## BEGIN
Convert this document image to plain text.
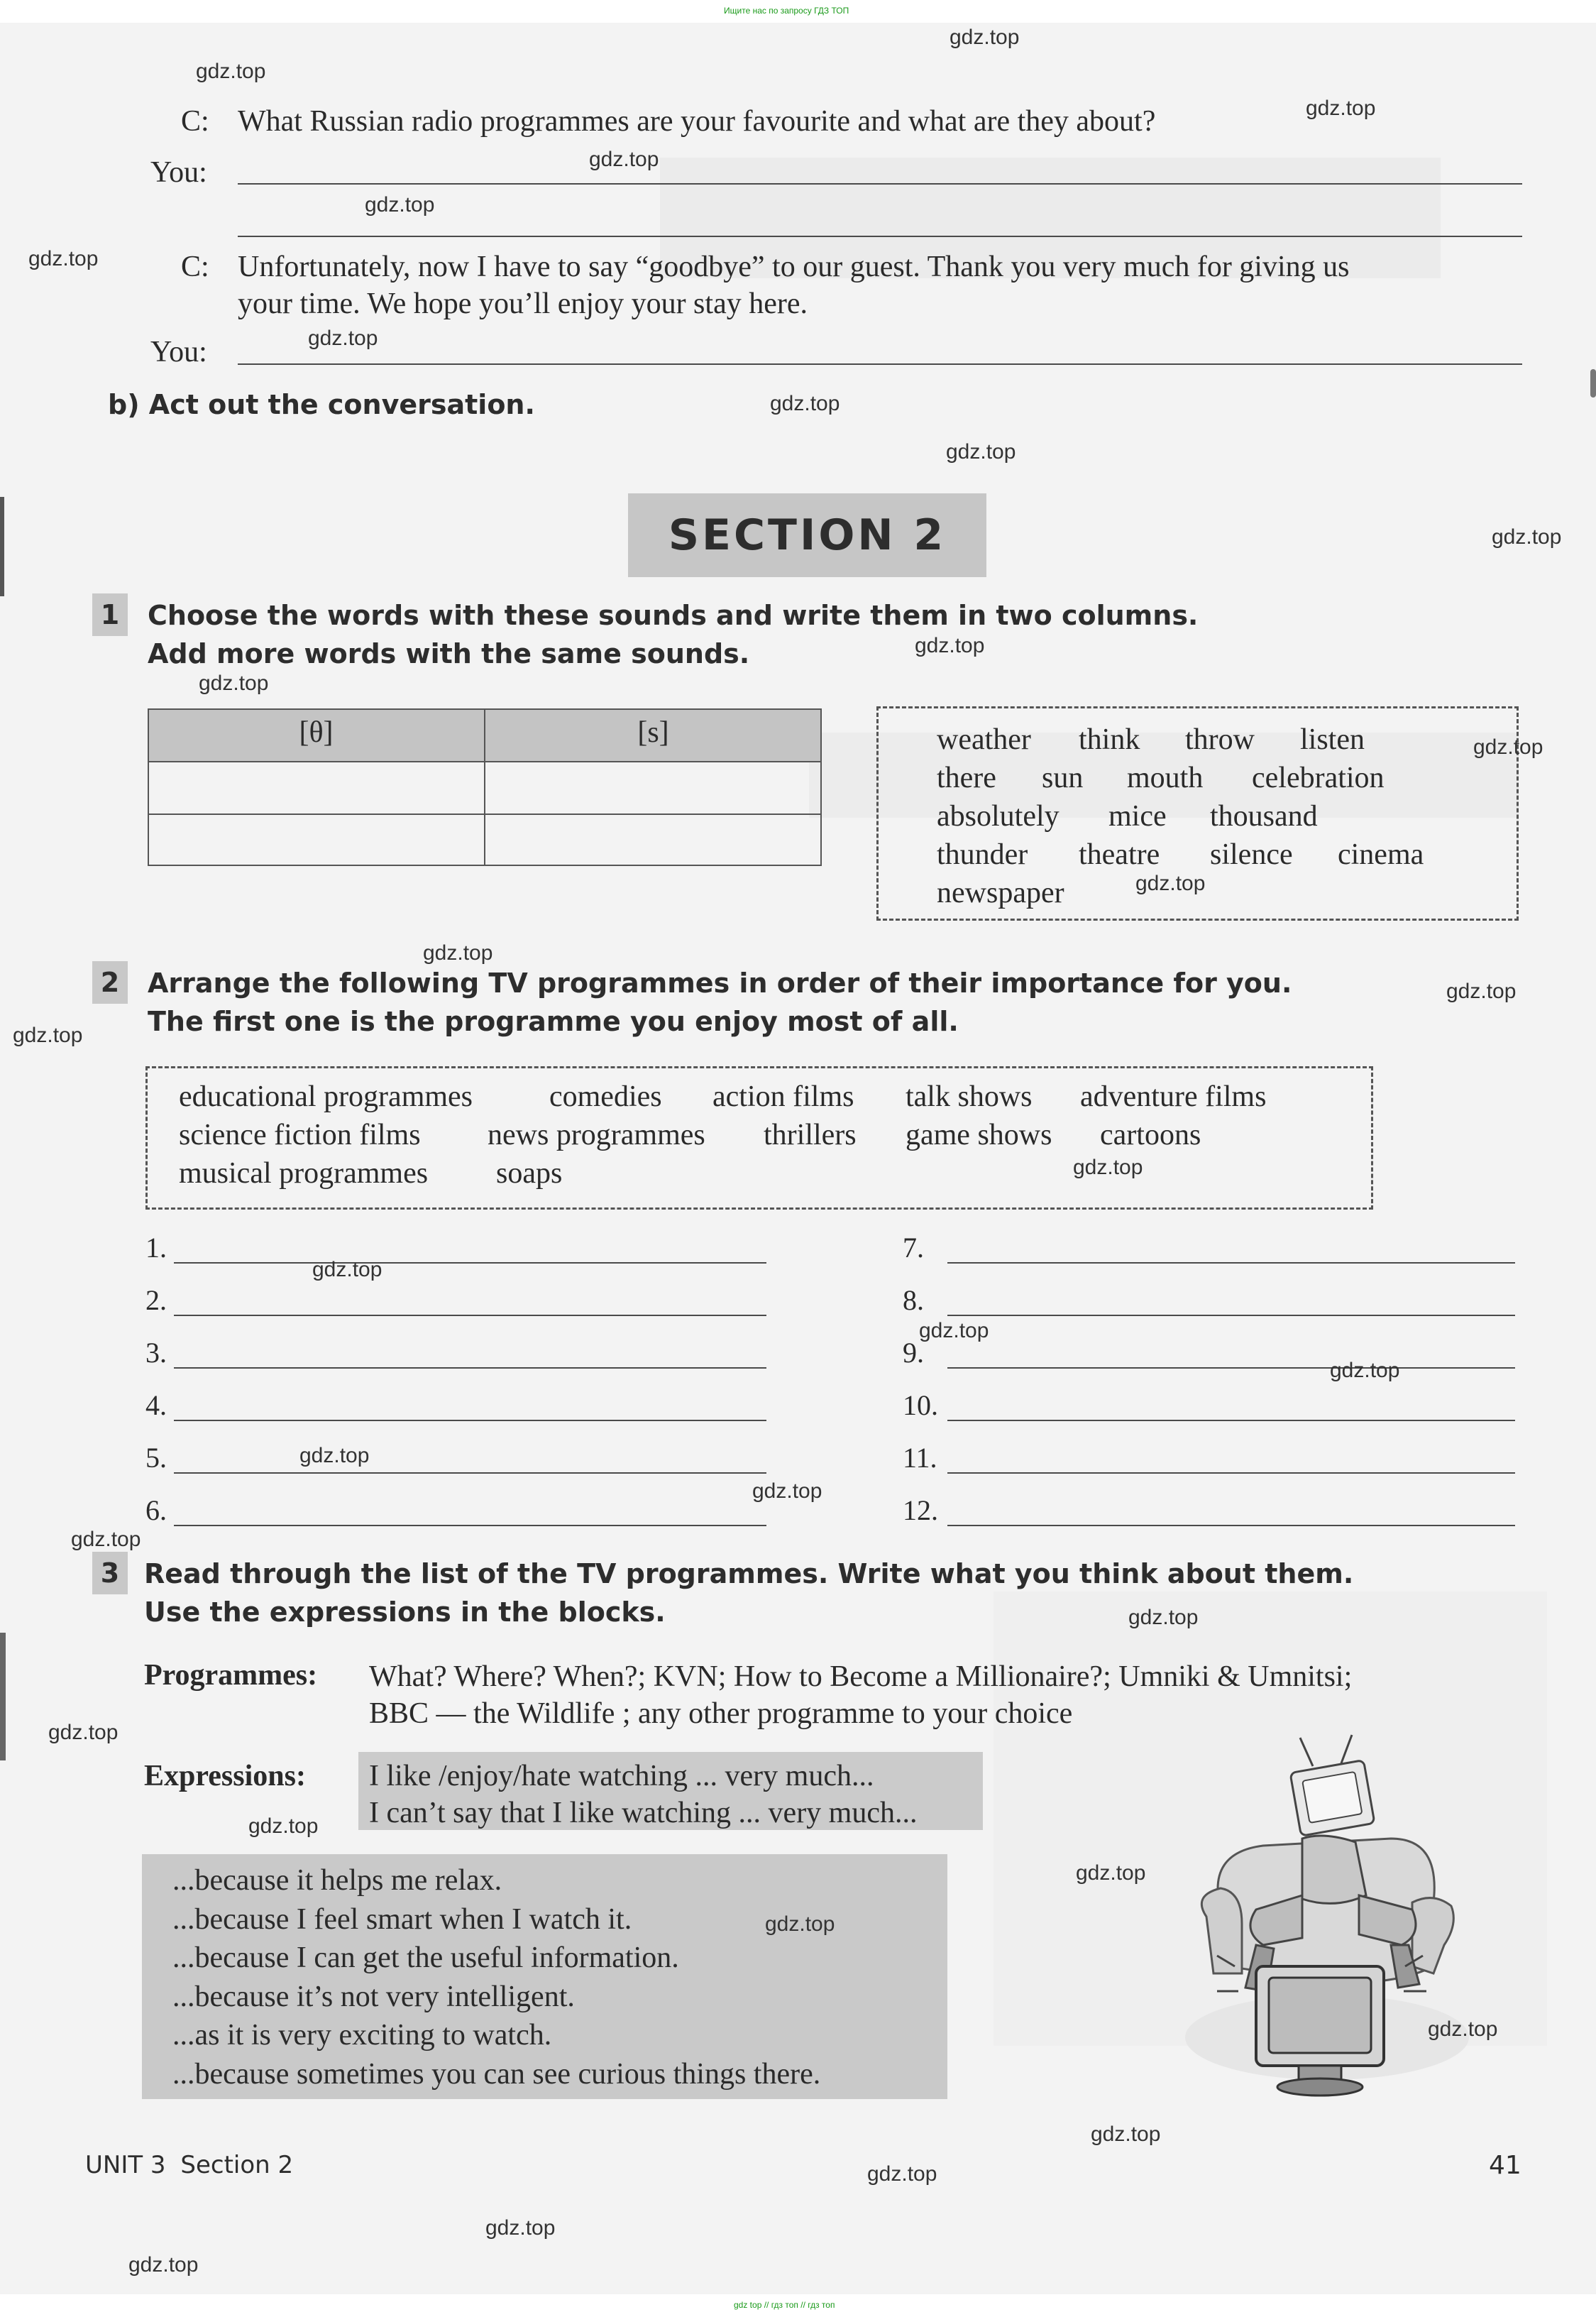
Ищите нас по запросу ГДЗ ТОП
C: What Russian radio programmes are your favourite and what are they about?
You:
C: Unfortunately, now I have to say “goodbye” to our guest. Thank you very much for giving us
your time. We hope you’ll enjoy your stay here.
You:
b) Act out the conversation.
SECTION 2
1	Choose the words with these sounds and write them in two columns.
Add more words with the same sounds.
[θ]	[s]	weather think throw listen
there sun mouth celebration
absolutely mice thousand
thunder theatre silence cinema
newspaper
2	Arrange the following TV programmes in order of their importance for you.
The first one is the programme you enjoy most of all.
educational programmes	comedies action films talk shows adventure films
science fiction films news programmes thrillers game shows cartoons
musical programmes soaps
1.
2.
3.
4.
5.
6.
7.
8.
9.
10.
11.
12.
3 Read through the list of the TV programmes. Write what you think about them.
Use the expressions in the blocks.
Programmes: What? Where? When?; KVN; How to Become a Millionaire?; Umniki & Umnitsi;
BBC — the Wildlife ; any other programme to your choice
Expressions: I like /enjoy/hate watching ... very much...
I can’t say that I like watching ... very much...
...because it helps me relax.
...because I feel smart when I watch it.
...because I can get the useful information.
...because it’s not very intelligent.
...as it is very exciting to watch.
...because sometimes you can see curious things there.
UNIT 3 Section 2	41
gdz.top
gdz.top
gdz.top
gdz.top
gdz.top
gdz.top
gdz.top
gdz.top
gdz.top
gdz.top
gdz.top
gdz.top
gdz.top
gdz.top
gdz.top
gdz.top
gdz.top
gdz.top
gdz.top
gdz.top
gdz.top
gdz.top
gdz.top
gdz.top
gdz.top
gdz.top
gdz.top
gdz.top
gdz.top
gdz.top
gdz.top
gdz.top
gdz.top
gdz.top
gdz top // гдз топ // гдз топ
## END
## BEGIN
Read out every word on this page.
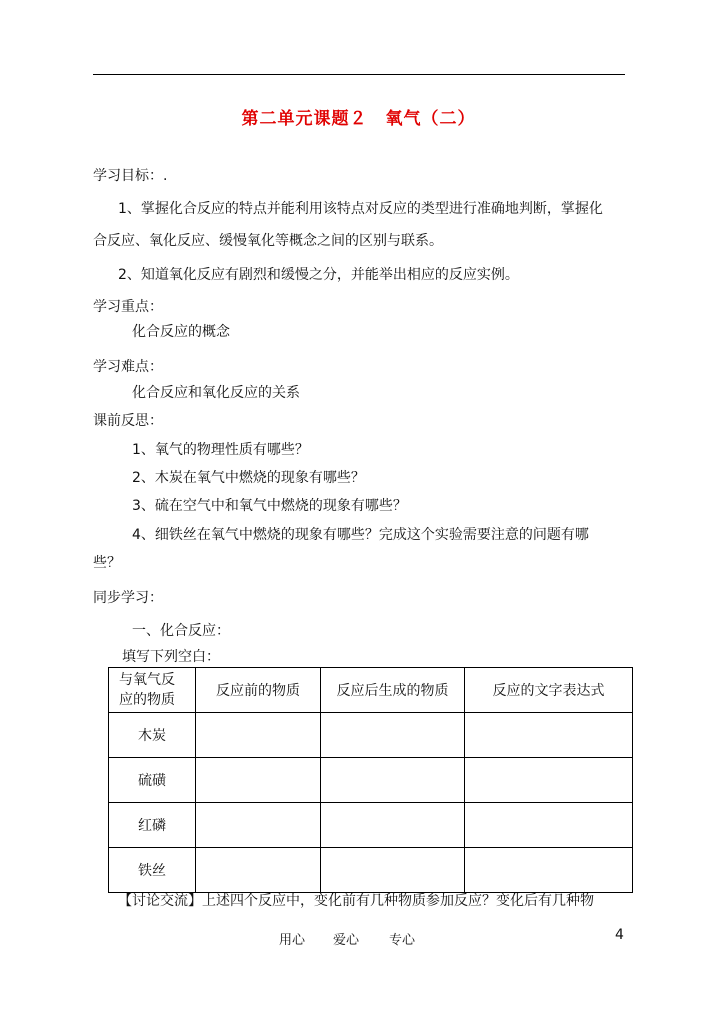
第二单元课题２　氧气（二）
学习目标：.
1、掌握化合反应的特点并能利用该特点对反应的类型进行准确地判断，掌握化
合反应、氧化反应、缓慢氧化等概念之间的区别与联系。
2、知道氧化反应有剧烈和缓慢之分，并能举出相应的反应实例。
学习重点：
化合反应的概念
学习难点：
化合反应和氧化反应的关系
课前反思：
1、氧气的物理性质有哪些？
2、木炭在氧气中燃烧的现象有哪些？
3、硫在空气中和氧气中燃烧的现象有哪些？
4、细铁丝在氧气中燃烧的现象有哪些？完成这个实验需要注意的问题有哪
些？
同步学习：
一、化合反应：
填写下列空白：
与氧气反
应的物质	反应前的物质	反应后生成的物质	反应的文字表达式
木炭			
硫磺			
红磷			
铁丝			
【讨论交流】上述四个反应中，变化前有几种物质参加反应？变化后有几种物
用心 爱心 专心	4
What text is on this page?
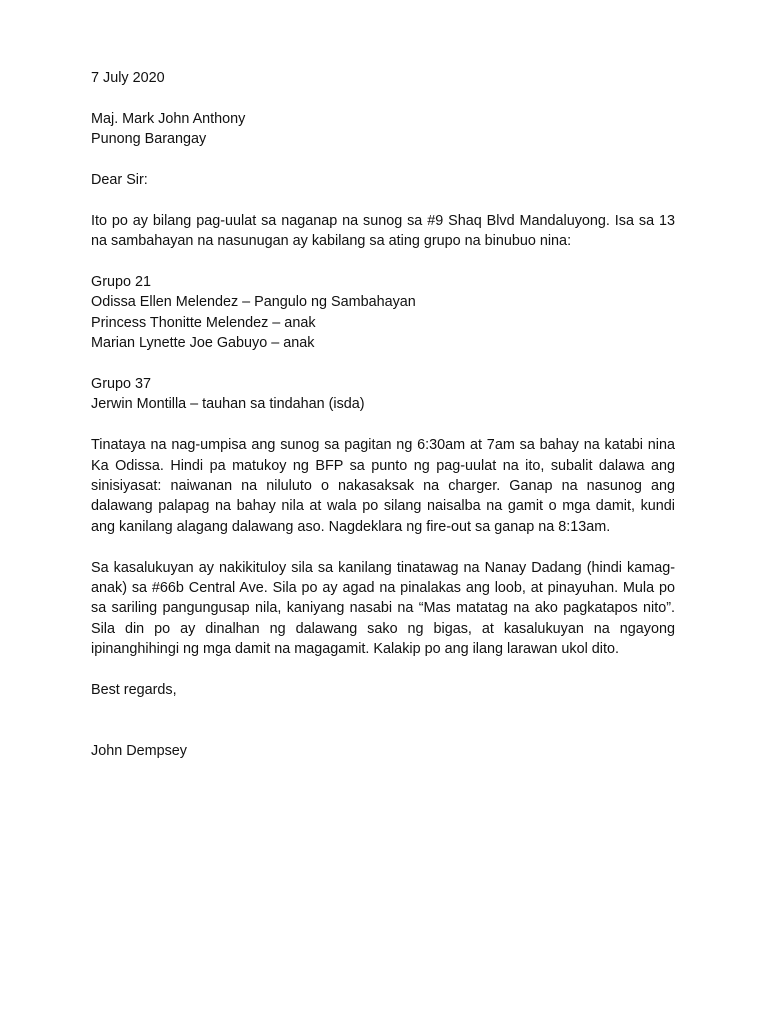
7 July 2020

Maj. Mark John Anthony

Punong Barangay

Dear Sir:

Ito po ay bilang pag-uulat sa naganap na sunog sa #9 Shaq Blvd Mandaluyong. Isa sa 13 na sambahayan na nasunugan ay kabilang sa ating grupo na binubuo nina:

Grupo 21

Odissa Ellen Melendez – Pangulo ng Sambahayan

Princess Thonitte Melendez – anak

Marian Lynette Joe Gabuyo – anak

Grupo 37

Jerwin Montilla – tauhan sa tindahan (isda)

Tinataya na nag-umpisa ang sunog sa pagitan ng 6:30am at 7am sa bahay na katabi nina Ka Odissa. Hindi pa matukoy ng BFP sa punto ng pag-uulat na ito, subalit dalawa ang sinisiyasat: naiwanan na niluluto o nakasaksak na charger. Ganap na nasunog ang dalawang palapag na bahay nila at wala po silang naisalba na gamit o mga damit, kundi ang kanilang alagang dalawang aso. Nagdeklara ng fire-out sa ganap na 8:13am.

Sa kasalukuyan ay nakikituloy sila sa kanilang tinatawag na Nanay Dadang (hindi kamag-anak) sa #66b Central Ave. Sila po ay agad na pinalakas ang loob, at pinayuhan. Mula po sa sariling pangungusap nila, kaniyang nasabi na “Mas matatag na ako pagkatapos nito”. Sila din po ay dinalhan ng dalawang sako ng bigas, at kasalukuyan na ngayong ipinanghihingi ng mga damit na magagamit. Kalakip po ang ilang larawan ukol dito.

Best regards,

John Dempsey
## END
• To be done:
Locate the lines above that hold the word "sunog". Show every one of them.

• Solution to this task:
Ito po ay bilang pag-uulat sa naganap na sunog sa #9 Shaq Blvd Mandaluyong. Isa sa 13 na sambahayan na nasunugan ay kabilang sa ating grupo na binubuo nina:
Tinataya na nag-umpisa ang sunog sa pagitan ng 6:30am at 7am sa bahay na katabi nina Ka Odissa. Hindi pa matukoy ng BFP sa punto ng pag-uulat na ito, subalit dalawa ang sinisiyasat: naiwanan na niluluto o nakasaksak na charger. Ganap na nasunog ang dalawang palapag na bahay nila at wala po silang naisalba na gamit o mga damit, kundi ang kanilang alagang dalawang aso. Nagdeklara ng fire-out sa ganap na 8:13am.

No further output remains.